Required task: Set down every entry word for word. Omit the pictures.

==== Material for this exercise

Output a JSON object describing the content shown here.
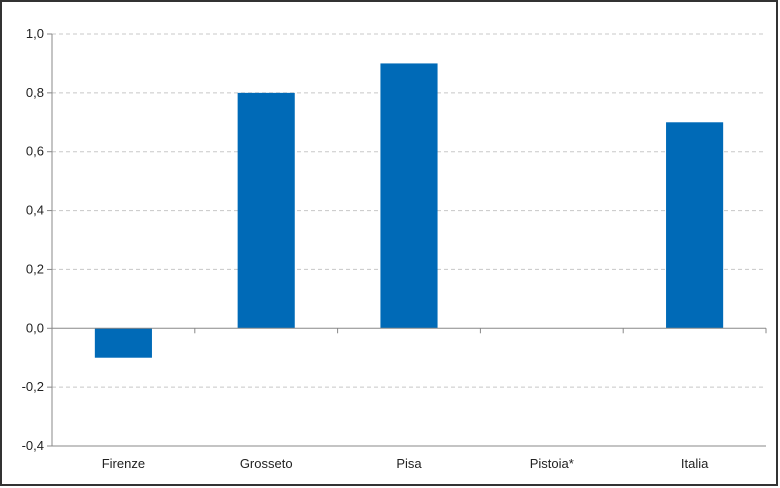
{
  "chart_data": {
    "type": "bar",
    "title": "",
    "xlabel": "",
    "ylabel": "",
    "categories": [
      "Firenze",
      "Grosseto",
      "Pisa",
      "Pistoia*",
      "Italia"
    ],
    "values": [
      -0.1,
      0.8,
      0.9,
      null,
      0.7
    ],
    "ylim": [
      -0.4,
      1.0
    ],
    "yticks": [
      1.0,
      0.8,
      0.6,
      0.4,
      0.2,
      0.0,
      -0.2,
      -0.4
    ],
    "ytick_labels": [
      "1,0",
      "0,8",
      "0,6",
      "0,4",
      "0,2",
      "0,0",
      "-0,2",
      "-0,4"
    ],
    "grid": "horizontal dashed",
    "bar_color": "#006ab7"
  }
}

========

Response:
Output a JSON object describing the content shown here.
{
  "chart_data": {
    "type": "bar",
    "title": "",
    "xlabel": "",
    "ylabel": "",
    "categories": [
      "Firenze",
      "Grosseto",
      "Pisa",
      "Pistoia*",
      "Italia"
    ],
    "values": [
      -0.1,
      0.8,
      0.9,
      null,
      0.7
    ],
    "ylim": [
      -0.4,
      1.0
    ],
    "yticks": [
      1.0,
      0.8,
      0.6,
      0.4,
      0.2,
      0.0,
      -0.2,
      -0.4
    ],
    "ytick_labels": [
      "1,0",
      "0,8",
      "0,6",
      "0,4",
      "0,2",
      "0,0",
      "-0,2",
      "-0,4"
    ],
    "grid": "horizontal dashed",
    "bar_color": "#006ab7"
  }
}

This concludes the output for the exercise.